Exercise brief: Examine the entries and show every line in which the word "même" is found.

===== Dataset content

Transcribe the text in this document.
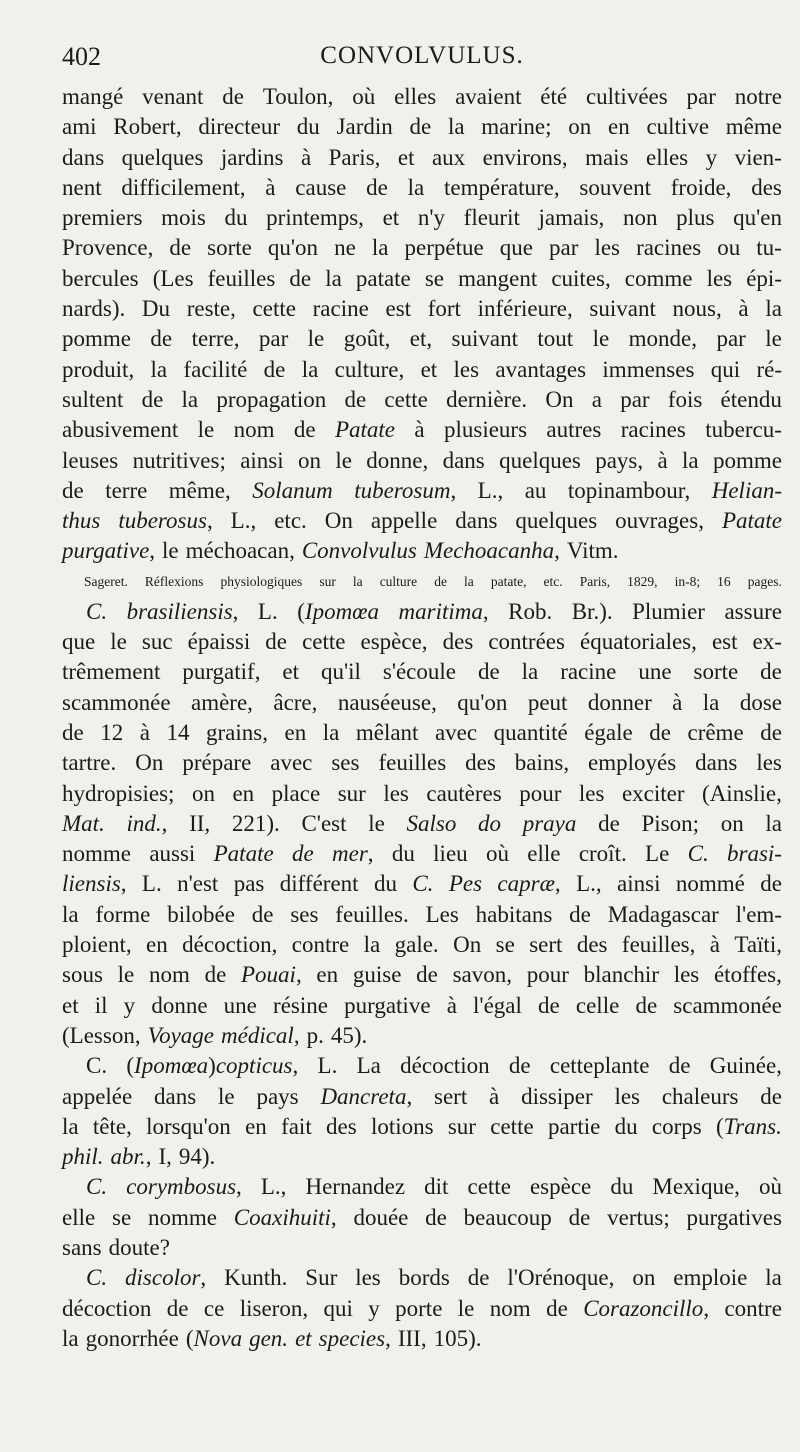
402	CONVOLVULUS.
mangé venant de Toulon, où elles avaient été cultivées par notre
ami Robert, directeur du Jardin de la marine; on en cultive même
dans quelques jardins à Paris, et aux environs, mais elles y vien-
nent difficilement, à cause de la température, souvent froide, des
premiers mois du printemps, et n'y fleurit jamais, non plus qu'en
Provence, de sorte qu'on ne la perpétue que par les racines ou tu-
bercules (Les feuilles de la patate se mangent cuites, comme les épi-
nards). Du reste, cette racine est fort inférieure, suivant nous, à la
pomme de terre, par le goût, et, suivant tout le monde, par le
produit, la facilité de la culture, et les avantages immenses qui ré-
sultent de la propagation de cette dernière. On a par fois étendu
abusivement le nom de Patate à plusieurs autres racines tubercu-
leuses nutritives; ainsi on le donne, dans quelques pays, à la pomme
de terre même, Solanum tuberosum, L., au topinambour, Helian-
thus tuberosus, L., etc. On appelle dans quelques ouvrages, Patate
purgative, le méchoacan, Convolvulus Mechoacanha, Vitm.
Sageret. Réflexions physiologiques sur la culture de la patate, etc. Paris, 1829, in-8; 16 pages.
C. brasiliensis, L. (Ipomœa maritima, Rob. Br.). Plumier assure
que le suc épaissi de cette espèce, des contrées équatoriales, est ex-
trêmement purgatif, et qu'il s'écoule de la racine une sorte de
scammonée amère, âcre, nauséeuse, qu'on peut donner à la dose
de 12 à 14 grains, en la mêlant avec quantité égale de crême de
tartre. On prépare avec ses feuilles des bains, employés dans les
hydropisies; on en place sur les cautères pour les exciter (Ainslie,
Mat. ind., II, 221). C'est le Salso do praya de Pison; on la
nomme aussi Patate de mer, du lieu où elle croît. Le C. brasi-
liensis, L. n'est pas différent du C. Pes capræ, L., ainsi nommé de
la forme bilobée de ses feuilles. Les habitans de Madagascar l'em-
ploient, en décoction, contre la gale. On se sert des feuilles, à Taïti,
sous le nom de Pouai, en guise de savon, pour blanchir les étoffes,
et il y donne une résine purgative à l'égal de celle de scammonée
(Lesson, Voyage médical, p. 45).
C. (Ipomœa)copticus, L. La décoction de cetteplante de Guinée,
appelée dans le pays Dancreta, sert à dissiper les chaleurs de
la tête, lorsqu'on en fait des lotions sur cette partie du corps (Trans.
phil. abr., I, 94).
C. corymbosus, L., Hernandez dit cette espèce du Mexique, où
elle se nomme Coaxihuiti, douée de beaucoup de vertus; purgatives
sans doute?
C. discolor, Kunth. Sur les bords de l'Orénoque, on emploie la
décoction de ce liseron, qui y porte le nom de Corazoncillo, contre
la gonorrhée (Nova gen. et species, III, 105).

==========

Response to the exercise:
ami Robert, directeur du Jardin de la marine; on en cultive même
de terre même, Solanum tuberosum, L., au topinambour, Helian-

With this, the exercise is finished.